» **Short problem**:
Locate each line in the records containing "title". Copy it.
--- start Listing ---
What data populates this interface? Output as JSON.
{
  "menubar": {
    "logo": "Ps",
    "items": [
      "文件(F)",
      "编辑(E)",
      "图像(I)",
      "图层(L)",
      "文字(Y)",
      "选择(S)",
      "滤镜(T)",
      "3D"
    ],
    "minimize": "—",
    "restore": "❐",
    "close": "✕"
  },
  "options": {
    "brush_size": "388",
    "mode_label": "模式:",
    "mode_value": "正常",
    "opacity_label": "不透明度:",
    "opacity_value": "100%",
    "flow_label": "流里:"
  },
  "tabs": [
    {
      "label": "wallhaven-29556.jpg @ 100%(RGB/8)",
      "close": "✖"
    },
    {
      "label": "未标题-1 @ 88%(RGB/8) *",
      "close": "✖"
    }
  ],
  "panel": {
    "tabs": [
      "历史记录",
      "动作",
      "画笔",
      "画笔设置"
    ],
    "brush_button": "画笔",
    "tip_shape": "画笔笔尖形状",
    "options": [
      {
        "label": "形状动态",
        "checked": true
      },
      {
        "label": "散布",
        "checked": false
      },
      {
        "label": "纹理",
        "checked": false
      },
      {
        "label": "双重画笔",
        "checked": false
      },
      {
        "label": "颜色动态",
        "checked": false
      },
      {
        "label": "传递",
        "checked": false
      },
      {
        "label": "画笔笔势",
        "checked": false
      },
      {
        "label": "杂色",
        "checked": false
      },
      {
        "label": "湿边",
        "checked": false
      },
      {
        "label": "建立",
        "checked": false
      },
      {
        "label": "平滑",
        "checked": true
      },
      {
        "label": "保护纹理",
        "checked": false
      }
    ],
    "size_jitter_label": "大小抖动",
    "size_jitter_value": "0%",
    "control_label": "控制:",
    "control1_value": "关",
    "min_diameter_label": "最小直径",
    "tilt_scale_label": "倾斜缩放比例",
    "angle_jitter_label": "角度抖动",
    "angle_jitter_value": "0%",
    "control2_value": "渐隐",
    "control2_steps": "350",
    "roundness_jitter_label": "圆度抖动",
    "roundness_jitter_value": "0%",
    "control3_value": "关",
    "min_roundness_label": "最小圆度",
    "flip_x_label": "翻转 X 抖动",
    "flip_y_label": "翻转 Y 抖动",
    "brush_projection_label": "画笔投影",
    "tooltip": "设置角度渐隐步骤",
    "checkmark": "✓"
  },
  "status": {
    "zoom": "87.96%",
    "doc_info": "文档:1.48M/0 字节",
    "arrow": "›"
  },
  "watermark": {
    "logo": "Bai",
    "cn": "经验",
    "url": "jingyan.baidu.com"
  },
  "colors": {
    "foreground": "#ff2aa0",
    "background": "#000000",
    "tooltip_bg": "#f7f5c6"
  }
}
--- end Listing ---
--- start Listing ---
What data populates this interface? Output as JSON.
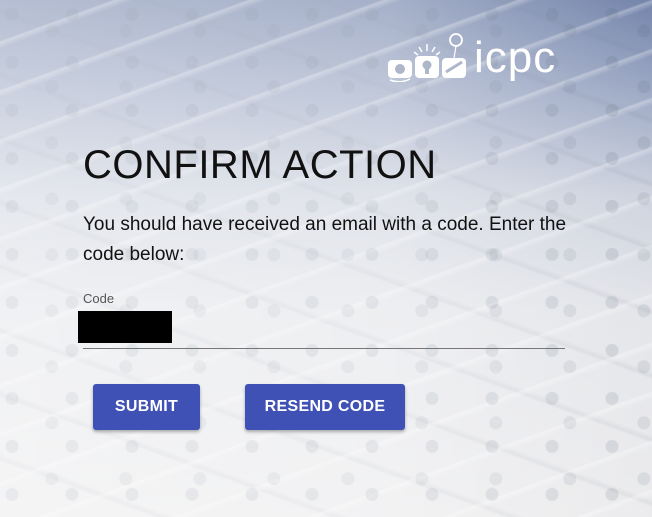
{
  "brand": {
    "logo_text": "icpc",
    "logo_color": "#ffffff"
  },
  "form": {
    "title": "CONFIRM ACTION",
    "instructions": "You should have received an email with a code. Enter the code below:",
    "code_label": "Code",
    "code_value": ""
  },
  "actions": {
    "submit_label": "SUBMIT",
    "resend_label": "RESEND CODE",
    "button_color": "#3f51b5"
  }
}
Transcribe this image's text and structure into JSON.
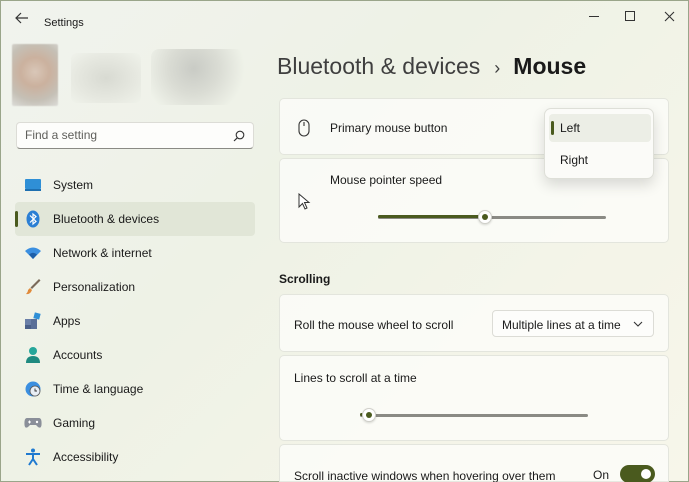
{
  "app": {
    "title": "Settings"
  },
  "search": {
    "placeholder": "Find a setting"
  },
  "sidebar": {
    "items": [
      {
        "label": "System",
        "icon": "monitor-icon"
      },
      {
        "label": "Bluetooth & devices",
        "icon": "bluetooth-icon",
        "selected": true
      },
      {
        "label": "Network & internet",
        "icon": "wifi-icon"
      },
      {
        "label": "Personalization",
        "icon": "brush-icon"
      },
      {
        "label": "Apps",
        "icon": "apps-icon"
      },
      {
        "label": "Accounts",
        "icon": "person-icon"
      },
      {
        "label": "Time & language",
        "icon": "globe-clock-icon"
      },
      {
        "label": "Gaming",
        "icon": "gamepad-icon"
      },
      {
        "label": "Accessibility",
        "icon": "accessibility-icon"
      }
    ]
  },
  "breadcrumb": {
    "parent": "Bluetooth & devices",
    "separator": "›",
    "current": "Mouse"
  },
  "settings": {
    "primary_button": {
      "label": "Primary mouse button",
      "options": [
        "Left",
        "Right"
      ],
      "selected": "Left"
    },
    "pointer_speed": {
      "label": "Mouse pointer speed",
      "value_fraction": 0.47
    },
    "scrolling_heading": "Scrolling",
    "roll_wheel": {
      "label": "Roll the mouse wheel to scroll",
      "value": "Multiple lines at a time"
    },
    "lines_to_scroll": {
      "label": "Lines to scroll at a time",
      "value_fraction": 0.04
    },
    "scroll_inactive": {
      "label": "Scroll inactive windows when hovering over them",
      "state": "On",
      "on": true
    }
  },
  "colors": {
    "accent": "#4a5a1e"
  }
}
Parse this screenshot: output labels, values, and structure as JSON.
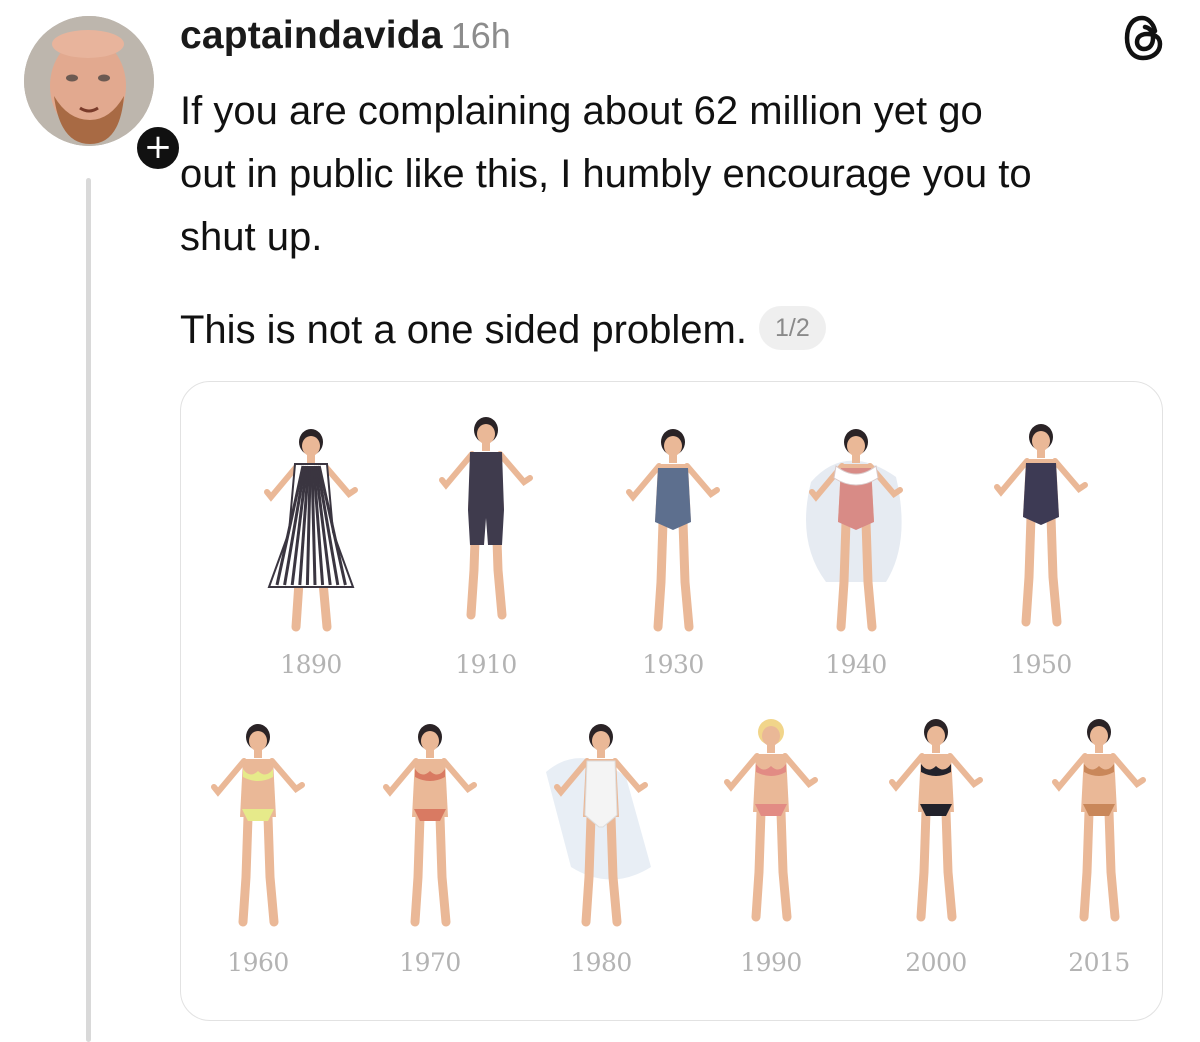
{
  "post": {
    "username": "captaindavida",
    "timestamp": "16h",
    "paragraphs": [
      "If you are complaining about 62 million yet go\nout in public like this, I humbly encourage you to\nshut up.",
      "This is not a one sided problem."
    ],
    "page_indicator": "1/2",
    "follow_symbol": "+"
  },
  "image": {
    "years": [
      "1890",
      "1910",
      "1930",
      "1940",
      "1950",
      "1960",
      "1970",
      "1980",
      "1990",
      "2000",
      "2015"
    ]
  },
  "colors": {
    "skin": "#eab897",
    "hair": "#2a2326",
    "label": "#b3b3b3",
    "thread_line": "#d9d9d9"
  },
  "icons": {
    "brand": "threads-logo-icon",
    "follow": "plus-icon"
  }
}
--- end Listing ---
» **The output**:
    "title": "CONFIRM ACTION",
    "title": "Settings"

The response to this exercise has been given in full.